TASK GOAL
Every line of the material below should be repeated exactly.

EXTRACTED INFORMATION
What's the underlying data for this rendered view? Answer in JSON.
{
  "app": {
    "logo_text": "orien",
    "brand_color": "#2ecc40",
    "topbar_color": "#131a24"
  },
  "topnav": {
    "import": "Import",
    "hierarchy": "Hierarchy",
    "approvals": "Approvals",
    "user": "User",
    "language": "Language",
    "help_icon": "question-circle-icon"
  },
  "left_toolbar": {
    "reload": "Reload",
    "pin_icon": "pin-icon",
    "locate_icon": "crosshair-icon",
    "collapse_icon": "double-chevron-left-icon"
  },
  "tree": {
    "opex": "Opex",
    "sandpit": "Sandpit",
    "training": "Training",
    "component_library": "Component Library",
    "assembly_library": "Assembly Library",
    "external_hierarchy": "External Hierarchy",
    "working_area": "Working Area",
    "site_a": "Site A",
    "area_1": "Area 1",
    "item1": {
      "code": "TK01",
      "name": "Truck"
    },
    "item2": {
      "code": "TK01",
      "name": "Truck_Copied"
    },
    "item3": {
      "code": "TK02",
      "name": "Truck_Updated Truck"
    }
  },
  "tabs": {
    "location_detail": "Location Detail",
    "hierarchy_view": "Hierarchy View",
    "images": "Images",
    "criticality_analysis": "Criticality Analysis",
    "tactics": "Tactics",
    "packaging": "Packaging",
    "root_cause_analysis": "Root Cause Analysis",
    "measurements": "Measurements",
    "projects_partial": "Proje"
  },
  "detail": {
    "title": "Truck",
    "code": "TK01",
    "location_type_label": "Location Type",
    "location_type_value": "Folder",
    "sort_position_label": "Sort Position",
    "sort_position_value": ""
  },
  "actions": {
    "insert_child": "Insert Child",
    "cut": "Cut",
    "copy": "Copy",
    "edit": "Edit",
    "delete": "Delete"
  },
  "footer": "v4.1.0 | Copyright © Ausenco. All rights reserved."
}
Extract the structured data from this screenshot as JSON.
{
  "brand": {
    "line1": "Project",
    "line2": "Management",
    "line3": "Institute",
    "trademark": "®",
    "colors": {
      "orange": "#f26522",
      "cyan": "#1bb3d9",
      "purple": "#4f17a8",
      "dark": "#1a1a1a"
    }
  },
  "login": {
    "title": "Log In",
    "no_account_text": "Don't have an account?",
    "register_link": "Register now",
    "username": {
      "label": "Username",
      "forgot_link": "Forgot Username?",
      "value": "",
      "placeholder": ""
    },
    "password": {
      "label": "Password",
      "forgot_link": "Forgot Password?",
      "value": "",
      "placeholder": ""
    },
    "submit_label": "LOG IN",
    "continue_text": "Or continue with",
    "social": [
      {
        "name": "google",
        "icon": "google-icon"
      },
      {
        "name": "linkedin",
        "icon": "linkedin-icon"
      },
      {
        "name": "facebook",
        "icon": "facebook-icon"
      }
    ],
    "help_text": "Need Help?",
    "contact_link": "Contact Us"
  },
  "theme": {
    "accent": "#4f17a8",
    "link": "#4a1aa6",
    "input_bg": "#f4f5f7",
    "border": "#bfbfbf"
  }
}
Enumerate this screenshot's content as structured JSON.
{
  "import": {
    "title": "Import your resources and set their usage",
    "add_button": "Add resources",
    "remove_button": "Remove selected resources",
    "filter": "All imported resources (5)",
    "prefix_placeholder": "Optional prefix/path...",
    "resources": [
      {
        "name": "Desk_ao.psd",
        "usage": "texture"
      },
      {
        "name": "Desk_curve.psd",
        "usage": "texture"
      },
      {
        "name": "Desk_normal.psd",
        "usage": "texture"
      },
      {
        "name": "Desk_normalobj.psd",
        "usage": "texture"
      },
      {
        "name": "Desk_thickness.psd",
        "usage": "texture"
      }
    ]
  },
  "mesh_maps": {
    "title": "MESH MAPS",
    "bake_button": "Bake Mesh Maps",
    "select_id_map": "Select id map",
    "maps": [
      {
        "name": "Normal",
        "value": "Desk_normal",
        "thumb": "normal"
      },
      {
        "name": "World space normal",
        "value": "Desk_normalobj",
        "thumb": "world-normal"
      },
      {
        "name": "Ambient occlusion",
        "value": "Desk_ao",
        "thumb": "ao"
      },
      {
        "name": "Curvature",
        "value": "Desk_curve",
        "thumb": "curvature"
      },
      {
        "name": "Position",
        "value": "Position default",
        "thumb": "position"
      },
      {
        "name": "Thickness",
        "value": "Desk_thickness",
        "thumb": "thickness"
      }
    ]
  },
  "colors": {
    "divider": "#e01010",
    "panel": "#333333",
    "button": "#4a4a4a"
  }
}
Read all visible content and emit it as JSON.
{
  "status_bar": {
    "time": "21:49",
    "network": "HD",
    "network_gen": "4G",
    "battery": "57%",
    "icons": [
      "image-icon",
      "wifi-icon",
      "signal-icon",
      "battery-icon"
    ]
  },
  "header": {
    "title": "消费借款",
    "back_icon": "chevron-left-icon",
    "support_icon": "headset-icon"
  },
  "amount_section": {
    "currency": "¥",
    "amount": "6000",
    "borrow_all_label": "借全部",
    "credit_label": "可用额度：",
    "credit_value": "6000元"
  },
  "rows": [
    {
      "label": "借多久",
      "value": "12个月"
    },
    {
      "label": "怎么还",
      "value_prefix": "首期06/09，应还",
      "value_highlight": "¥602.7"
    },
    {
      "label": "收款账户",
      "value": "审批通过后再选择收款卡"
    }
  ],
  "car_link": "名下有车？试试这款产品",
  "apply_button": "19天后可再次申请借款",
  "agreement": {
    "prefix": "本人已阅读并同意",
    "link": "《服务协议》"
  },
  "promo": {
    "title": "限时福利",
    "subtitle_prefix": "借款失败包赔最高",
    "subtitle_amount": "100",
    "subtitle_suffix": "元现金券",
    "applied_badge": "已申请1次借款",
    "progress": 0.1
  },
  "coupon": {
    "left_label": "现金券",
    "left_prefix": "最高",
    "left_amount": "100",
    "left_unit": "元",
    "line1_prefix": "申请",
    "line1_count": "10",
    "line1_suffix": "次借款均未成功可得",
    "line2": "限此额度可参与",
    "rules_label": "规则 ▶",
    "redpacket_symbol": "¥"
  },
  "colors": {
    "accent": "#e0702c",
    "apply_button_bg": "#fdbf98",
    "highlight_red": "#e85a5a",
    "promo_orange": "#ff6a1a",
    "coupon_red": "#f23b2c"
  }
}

TASK RESPONSE
What's the underlying data for this rendered view? Answer in JSON.
{
  "app": {
    "logo_text": "orien",
    "brand_color": "#2ecc40",
    "topbar_color": "#131a24"
  },
  "topnav": {
    "import": "Import",
    "hierarchy": "Hierarchy",
    "approvals": "Approvals",
    "user": "User",
    "language": "Language",
    "help_icon": "question-circle-icon"
  },
  "left_toolbar": {
    "reload": "Reload",
    "pin_icon": "pin-icon",
    "locate_icon": "crosshair-icon",
    "collapse_icon": "double-chevron-left-icon"
  },
  "tree": {
    "opex": "Opex",
    "sandpit": "Sandpit",
    "training": "Training",
    "component_library": "Component Library",
    "assembly_library": "Assembly Library",
    "external_hierarchy": "External Hierarchy",
    "working_area": "Working Area",
    "site_a": "Site A",
    "area_1": "Area 1",
    "item1": {
      "code": "TK01",
      "name": "Truck"
    },
    "item2": {
      "code": "TK01",
      "name": "Truck_Copied"
    },
    "item3": {
      "code": "TK02",
      "name": "Truck_Updated Truck"
    }
  },
  "tabs": {
    "location_detail": "Location Detail",
    "hierarchy_view": "Hierarchy View",
    "images": "Images",
    "criticality_analysis": "Criticality Analysis",
    "tactics": "Tactics",
    "packaging": "Packaging",
    "root_cause_analysis": "Root Cause Analysis",
    "measurements": "Measurements",
    "projects_partial": "Proje"
  },
  "detail": {
    "title": "Truck",
    "code": "TK01",
    "location_type_label": "Location Type",
    "location_type_value": "Folder",
    "sort_position_label": "Sort Position",
    "sort_position_value": ""
  },
  "actions": {
    "insert_child": "Insert Child",
    "cut": "Cut",
    "copy": "Copy",
    "edit": "Edit",
    "delete": "Delete"
  },
  "footer": "v4.1.0 | Copyright © Ausenco. All rights reserved."
}
Extract the structured data from this screenshot as JSON.
{
  "brand": {
    "line1": "Project",
    "line2": "Management",
    "line3": "Institute",
    "trademark": "®",
    "colors": {
      "orange": "#f26522",
      "cyan": "#1bb3d9",
      "purple": "#4f17a8",
      "dark": "#1a1a1a"
    }
  },
  "login": {
    "title": "Log In",
    "no_account_text": "Don't have an account?",
    "register_link": "Register now",
    "username": {
      "label": "Username",
      "forgot_link": "Forgot Username?",
      "value": "",
      "placeholder": ""
    },
    "password": {
      "label": "Password",
      "forgot_link": "Forgot Password?",
      "value": "",
      "placeholder": ""
    },
    "submit_label": "LOG IN",
    "continue_text": "Or continue with",
    "social": [
      {
        "name": "google",
        "icon": "google-icon"
      },
      {
        "name": "linkedin",
        "icon": "linkedin-icon"
      },
      {
        "name": "facebook",
        "icon": "facebook-icon"
      }
    ],
    "help_text": "Need Help?",
    "contact_link": "Contact Us"
  },
  "theme": {
    "accent": "#4f17a8",
    "link": "#4a1aa6",
    "input_bg": "#f4f5f7",
    "border": "#bfbfbf"
  }
}
Enumerate this screenshot's content as structured JSON.
{
  "import": {
    "title": "Import your resources and set their usage",
    "add_button": "Add resources",
    "remove_button": "Remove selected resources",
    "filter": "All imported resources (5)",
    "prefix_placeholder": "Optional prefix/path...",
    "resources": [
      {
        "name": "Desk_ao.psd",
        "usage": "texture"
      },
      {
        "name": "Desk_curve.psd",
        "usage": "texture"
      },
      {
        "name": "Desk_normal.psd",
        "usage": "texture"
      },
      {
        "name": "Desk_normalobj.psd",
        "usage": "texture"
      },
      {
        "name": "Desk_thickness.psd",
        "usage": "texture"
      }
    ]
  },
  "mesh_maps": {
    "title": "MESH MAPS",
    "bake_button": "Bake Mesh Maps",
    "select_id_map": "Select id map",
    "maps": [
      {
        "name": "Normal",
        "value": "Desk_normal",
        "thumb": "normal"
      },
      {
        "name": "World space normal",
        "value": "Desk_normalobj",
        "thumb": "world-normal"
      },
      {
        "name": "Ambient occlusion",
        "value": "Desk_ao",
        "thumb": "ao"
      },
      {
        "name": "Curvature",
        "value": "Desk_curve",
        "thumb": "curvature"
      },
      {
        "name": "Position",
        "value": "Position default",
        "thumb": "position"
      },
      {
        "name": "Thickness",
        "value": "Desk_thickness",
        "thumb": "thickness"
      }
    ]
  },
  "colors": {
    "divider": "#e01010",
    "panel": "#333333",
    "button": "#4a4a4a"
  }
}
Read all visible content and emit it as JSON.
{
  "status_bar": {
    "time": "21:49",
    "network": "HD",
    "network_gen": "4G",
    "battery": "57%",
    "icons": [
      "image-icon",
      "wifi-icon",
      "signal-icon",
      "battery-icon"
    ]
  },
  "header": {
    "title": "消费借款",
    "back_icon": "chevron-left-icon",
    "support_icon": "headset-icon"
  },
  "amount_section": {
    "currency": "¥",
    "amount": "6000",
    "borrow_all_label": "借全部",
    "credit_label": "可用额度：",
    "credit_value": "6000元"
  },
  "rows": [
    {
      "label": "借多久",
      "value": "12个月"
    },
    {
      "label": "怎么还",
      "value_prefix": "首期06/09，应还",
      "value_highlight": "¥602.7"
    },
    {
      "label": "收款账户",
      "value": "审批通过后再选择收款卡"
    }
  ],
  "car_link": "名下有车？试试这款产品",
  "apply_button": "19天后可再次申请借款",
  "agreement": {
    "prefix": "本人已阅读并同意",
    "link": "《服务协议》"
  },
  "promo": {
    "title": "限时福利",
    "subtitle_prefix": "借款失败包赔最高",
    "subtitle_amount": "100",
    "subtitle_suffix": "元现金券",
    "applied_badge": "已申请1次借款",
    "progress": 0.1
  },
  "coupon": {
    "left_label": "现金券",
    "left_prefix": "最高",
    "left_amount": "100",
    "left_unit": "元",
    "line1_prefix": "申请",
    "line1_count": "10",
    "line1_suffix": "次借款均未成功可得",
    "line2": "限此额度可参与",
    "rules_label": "规则 ▶",
    "redpacket_symbol": "¥"
  },
  "colors": {
    "accent": "#e0702c",
    "apply_button_bg": "#fdbf98",
    "highlight_red": "#e85a5a",
    "promo_orange": "#ff6a1a",
    "coupon_red": "#f23b2c"
  }
}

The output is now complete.